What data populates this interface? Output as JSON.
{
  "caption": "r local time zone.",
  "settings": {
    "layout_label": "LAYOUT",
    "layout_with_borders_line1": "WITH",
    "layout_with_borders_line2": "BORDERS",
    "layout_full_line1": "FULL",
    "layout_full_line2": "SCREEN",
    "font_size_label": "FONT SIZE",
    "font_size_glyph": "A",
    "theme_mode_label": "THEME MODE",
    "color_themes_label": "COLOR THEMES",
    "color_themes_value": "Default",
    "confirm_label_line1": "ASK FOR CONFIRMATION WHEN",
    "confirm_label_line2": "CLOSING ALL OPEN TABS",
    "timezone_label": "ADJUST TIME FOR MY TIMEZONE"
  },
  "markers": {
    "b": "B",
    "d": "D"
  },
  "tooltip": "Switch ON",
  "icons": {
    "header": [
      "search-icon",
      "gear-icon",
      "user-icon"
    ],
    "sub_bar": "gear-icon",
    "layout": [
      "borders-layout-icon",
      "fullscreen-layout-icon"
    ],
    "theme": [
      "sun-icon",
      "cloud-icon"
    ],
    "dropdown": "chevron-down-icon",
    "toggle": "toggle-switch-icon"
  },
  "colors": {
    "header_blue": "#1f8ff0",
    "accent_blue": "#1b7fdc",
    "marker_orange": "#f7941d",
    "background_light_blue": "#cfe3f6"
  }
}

——

TO BE DONE:
Restate the data above word for word.

SOLVED EXERCISE:
What data populates this interface? Output as JSON.
{
  "caption": "r local time zone.",
  "settings": {
    "layout_label": "LAYOUT",
    "layout_with_borders_line1": "WITH",
    "layout_with_borders_line2": "BORDERS",
    "layout_full_line1": "FULL",
    "layout_full_line2": "SCREEN",
    "font_size_label": "FONT SIZE",
    "font_size_glyph": "A",
    "theme_mode_label": "THEME MODE",
    "color_themes_label": "COLOR THEMES",
    "color_themes_value": "Default",
    "confirm_label_line1": "ASK FOR CONFIRMATION WHEN",
    "confirm_label_line2": "CLOSING ALL OPEN TABS",
    "timezone_label": "ADJUST TIME FOR MY TIMEZONE"
  },
  "markers": {
    "b": "B",
    "d": "D"
  },
  "tooltip": "Switch ON",
  "icons": {
    "header": [
      "search-icon",
      "gear-icon",
      "user-icon"
    ],
    "sub_bar": "gear-icon",
    "layout": [
      "borders-layout-icon",
      "fullscreen-layout-icon"
    ],
    "theme": [
      "sun-icon",
      "cloud-icon"
    ],
    "dropdown": "chevron-down-icon",
    "toggle": "toggle-switch-icon"
  },
  "colors": {
    "header_blue": "#1f8ff0",
    "accent_blue": "#1b7fdc",
    "marker_orange": "#f7941d",
    "background_light_blue": "#cfe3f6"
  }
}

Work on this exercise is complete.